[Stored items]

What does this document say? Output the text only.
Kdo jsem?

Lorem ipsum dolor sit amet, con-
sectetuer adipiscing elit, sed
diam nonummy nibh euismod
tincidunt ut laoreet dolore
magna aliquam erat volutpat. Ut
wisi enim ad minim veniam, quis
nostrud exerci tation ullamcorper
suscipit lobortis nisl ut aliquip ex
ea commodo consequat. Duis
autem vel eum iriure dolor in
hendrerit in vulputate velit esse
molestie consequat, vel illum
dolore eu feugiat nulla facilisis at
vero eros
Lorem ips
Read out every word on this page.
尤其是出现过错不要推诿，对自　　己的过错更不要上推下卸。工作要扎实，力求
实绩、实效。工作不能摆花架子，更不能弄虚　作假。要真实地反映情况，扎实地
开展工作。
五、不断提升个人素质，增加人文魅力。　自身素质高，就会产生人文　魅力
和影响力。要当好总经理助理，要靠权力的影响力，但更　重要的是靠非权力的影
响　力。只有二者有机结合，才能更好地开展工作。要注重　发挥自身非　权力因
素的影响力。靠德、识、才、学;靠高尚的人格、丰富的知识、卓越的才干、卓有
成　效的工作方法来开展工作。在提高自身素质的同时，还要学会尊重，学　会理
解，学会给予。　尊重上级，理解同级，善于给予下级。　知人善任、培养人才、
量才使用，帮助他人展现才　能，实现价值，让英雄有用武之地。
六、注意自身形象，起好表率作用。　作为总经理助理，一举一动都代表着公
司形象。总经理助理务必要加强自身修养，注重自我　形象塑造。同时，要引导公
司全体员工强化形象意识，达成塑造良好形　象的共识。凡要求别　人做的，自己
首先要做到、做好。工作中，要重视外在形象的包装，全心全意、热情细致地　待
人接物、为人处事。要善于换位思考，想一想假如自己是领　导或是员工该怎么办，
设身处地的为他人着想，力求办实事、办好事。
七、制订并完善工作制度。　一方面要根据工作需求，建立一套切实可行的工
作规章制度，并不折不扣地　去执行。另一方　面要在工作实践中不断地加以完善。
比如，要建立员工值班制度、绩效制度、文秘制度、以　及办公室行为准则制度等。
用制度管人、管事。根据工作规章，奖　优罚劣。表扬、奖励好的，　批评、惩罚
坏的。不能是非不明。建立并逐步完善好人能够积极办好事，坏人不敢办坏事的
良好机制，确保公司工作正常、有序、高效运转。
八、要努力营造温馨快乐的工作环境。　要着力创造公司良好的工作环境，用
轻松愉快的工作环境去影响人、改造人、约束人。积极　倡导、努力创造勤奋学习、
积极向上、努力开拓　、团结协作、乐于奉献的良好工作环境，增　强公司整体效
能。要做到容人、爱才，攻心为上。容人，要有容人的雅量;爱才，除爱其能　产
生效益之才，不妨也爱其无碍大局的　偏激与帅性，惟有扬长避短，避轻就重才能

◆ **Task**
Repeat every entry exactly, please.

◆ **Result of the exercise**
What does this document say? Output the text only.
Kdo jsem?

Lorem ipsum dolor sit amet, con-
sectetuer adipiscing elit, sed
diam nonummy nibh euismod
tincidunt ut laoreet dolore
magna aliquam erat volutpat. Ut
wisi enim ad minim veniam, quis
nostrud exerci tation ullamcorper
suscipit lobortis nisl ut aliquip ex
ea commodo consequat. Duis
autem vel eum iriure dolor in
hendrerit in vulputate velit esse
molestie consequat, vel illum
dolore eu feugiat nulla facilisis at
vero eros
Lorem ips
Read out every word on this page.
尤其是出现过错不要推诿，对自　　己的过错更不要上推下卸。工作要扎实，力求
实绩、实效。工作不能摆花架子，更不能弄虚　作假。要真实地反映情况，扎实地
开展工作。
五、不断提升个人素质，增加人文魅力。　自身素质高，就会产生人文　魅力
和影响力。要当好总经理助理，要靠权力的影响力，但更　重要的是靠非权力的影
响　力。只有二者有机结合，才能更好地开展工作。要注重　发挥自身非　权力因
素的影响力。靠德、识、才、学;靠高尚的人格、丰富的知识、卓越的才干、卓有
成　效的工作方法来开展工作。在提高自身素质的同时，还要学会尊重，学　会理
解，学会给予。　尊重上级，理解同级，善于给予下级。　知人善任、培养人才、
量才使用，帮助他人展现才　能，实现价值，让英雄有用武之地。
六、注意自身形象，起好表率作用。　作为总经理助理，一举一动都代表着公
司形象。总经理助理务必要加强自身修养，注重自我　形象塑造。同时，要引导公
司全体员工强化形象意识，达成塑造良好形　象的共识。凡要求别　人做的，自己
首先要做到、做好。工作中，要重视外在形象的包装，全心全意、热情细致地　待
人接物、为人处事。要善于换位思考，想一想假如自己是领　导或是员工该怎么办，
设身处地的为他人着想，力求办实事、办好事。
七、制订并完善工作制度。　一方面要根据工作需求，建立一套切实可行的工
作规章制度，并不折不扣地　去执行。另一方　面要在工作实践中不断地加以完善。
比如，要建立员工值班制度、绩效制度、文秘制度、以　及办公室行为准则制度等。
用制度管人、管事。根据工作规章，奖　优罚劣。表扬、奖励好的，　批评、惩罚
坏的。不能是非不明。建立并逐步完善好人能够积极办好事，坏人不敢办坏事的
良好机制，确保公司工作正常、有序、高效运转。
八、要努力营造温馨快乐的工作环境。　要着力创造公司良好的工作环境，用
轻松愉快的工作环境去影响人、改造人、约束人。积极　倡导、努力创造勤奋学习、
积极向上、努力开拓　、团结协作、乐于奉献的良好工作环境，增　强公司整体效
能。要做到容人、爱才，攻心为上。容人，要有容人的雅量;爱才，除爱其能　产
生效益之才，不妨也爱其无碍大局的　偏激与帅性，惟有扬长避短，避轻就重才能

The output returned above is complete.